--- start DATA LINES ---
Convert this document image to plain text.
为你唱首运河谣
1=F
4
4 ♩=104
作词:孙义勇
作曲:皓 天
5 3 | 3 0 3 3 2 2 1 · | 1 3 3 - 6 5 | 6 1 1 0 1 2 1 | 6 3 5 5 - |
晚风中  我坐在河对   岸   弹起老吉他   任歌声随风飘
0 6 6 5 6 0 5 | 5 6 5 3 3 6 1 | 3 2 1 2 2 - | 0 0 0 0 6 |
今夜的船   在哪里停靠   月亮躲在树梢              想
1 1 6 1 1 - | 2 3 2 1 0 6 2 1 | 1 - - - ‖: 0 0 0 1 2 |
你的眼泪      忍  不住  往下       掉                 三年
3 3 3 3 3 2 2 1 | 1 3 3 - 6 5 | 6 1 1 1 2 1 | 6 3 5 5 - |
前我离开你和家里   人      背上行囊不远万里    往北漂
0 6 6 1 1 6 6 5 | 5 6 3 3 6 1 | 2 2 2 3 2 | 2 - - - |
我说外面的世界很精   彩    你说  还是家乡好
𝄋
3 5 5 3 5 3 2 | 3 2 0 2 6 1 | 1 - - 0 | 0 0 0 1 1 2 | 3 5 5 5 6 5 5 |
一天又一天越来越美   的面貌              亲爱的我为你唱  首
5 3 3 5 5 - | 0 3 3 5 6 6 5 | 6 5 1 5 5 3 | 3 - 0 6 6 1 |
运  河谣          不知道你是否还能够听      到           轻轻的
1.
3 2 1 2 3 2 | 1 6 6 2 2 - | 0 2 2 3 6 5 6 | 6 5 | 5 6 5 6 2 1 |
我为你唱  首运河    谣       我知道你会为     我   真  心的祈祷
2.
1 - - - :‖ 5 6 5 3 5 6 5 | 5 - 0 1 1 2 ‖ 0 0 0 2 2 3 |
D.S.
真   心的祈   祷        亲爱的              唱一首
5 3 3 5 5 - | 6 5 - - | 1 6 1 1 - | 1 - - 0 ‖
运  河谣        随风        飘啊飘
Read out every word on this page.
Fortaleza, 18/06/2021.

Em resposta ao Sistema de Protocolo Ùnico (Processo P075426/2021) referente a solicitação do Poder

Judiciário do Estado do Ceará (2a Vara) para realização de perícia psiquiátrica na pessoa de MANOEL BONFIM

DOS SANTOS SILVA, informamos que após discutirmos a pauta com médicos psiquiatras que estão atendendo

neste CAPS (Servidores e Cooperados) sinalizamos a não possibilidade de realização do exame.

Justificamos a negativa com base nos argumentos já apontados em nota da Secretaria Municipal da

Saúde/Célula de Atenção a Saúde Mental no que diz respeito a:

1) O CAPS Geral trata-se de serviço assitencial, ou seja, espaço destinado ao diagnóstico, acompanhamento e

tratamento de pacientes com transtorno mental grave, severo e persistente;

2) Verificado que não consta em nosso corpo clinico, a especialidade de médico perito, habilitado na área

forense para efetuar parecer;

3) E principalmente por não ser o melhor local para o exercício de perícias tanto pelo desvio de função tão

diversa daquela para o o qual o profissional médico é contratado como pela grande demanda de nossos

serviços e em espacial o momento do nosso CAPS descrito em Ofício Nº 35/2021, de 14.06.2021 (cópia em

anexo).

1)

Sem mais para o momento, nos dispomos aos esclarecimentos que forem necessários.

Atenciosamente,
--- end DATA LINES ---
* _DIRECTIONS FOR THIS TASK_
Copy out the whole listing, exactly as written.

* _RESPONSE_
Convert this document image to plain text.
为你唱首运河谣
1=F
4
4 ♩=104
作词:孙义勇
作曲:皓 天
5 3 | 3 0 3 3 2 2 1 · | 1 3 3 - 6 5 | 6 1 1 0 1 2 1 | 6 3 5 5 - |
晚风中  我坐在河对   岸   弹起老吉他   任歌声随风飘
0 6 6 5 6 0 5 | 5 6 5 3 3 6 1 | 3 2 1 2 2 - | 0 0 0 0 6 |
今夜的船   在哪里停靠   月亮躲在树梢              想
1 1 6 1 1 - | 2 3 2 1 0 6 2 1 | 1 - - - ‖: 0 0 0 1 2 |
你的眼泪      忍  不住  往下       掉                 三年
3 3 3 3 3 2 2 1 | 1 3 3 - 6 5 | 6 1 1 1 2 1 | 6 3 5 5 - |
前我离开你和家里   人      背上行囊不远万里    往北漂
0 6 6 1 1 6 6 5 | 5 6 3 3 6 1 | 2 2 2 3 2 | 2 - - - |
我说外面的世界很精   彩    你说  还是家乡好
𝄋
3 5 5 3 5 3 2 | 3 2 0 2 6 1 | 1 - - 0 | 0 0 0 1 1 2 | 3 5 5 5 6 5 5 |
一天又一天越来越美   的面貌              亲爱的我为你唱  首
5 3 3 5 5 - | 0 3 3 5 6 6 5 | 6 5 1 5 5 3 | 3 - 0 6 6 1 |
运  河谣          不知道你是否还能够听      到           轻轻的
1.
3 2 1 2 3 2 | 1 6 6 2 2 - | 0 2 2 3 6 5 6 | 6 5 | 5 6 5 6 2 1 |
我为你唱  首运河    谣       我知道你会为     我   真  心的祈祷
2.
1 - - - :‖ 5 6 5 3 5 6 5 | 5 - 0 1 1 2 ‖ 0 0 0 2 2 3 |
D.S.
真   心的祈   祷        亲爱的              唱一首
5 3 3 5 5 - | 6 5 - - | 1 6 1 1 - | 1 - - 0 ‖
运  河谣        随风        飘啊飘
Read out every word on this page.
Fortaleza, 18/06/2021.

Em resposta ao Sistema de Protocolo Ùnico (Processo P075426/2021) referente a solicitação do Poder

Judiciário do Estado do Ceará (2a Vara) para realização de perícia psiquiátrica na pessoa de MANOEL BONFIM

DOS SANTOS SILVA, informamos que após discutirmos a pauta com médicos psiquiatras que estão atendendo

neste CAPS (Servidores e Cooperados) sinalizamos a não possibilidade de realização do exame.

Justificamos a negativa com base nos argumentos já apontados em nota da Secretaria Municipal da

Saúde/Célula de Atenção a Saúde Mental no que diz respeito a:

1) O CAPS Geral trata-se de serviço assitencial, ou seja, espaço destinado ao diagnóstico, acompanhamento e

tratamento de pacientes com transtorno mental grave, severo e persistente;

2) Verificado que não consta em nosso corpo clinico, a especialidade de médico perito, habilitado na área

forense para efetuar parecer;

3) E principalmente por não ser o melhor local para o exercício de perícias tanto pelo desvio de função tão

diversa daquela para o o qual o profissional médico é contratado como pela grande demanda de nossos

serviços e em espacial o momento do nosso CAPS descrito em Ofício Nº 35/2021, de 14.06.2021 (cópia em

anexo).

1)

Sem mais para o momento, nos dispomos aos esclarecimentos que forem necessários.

Atenciosamente,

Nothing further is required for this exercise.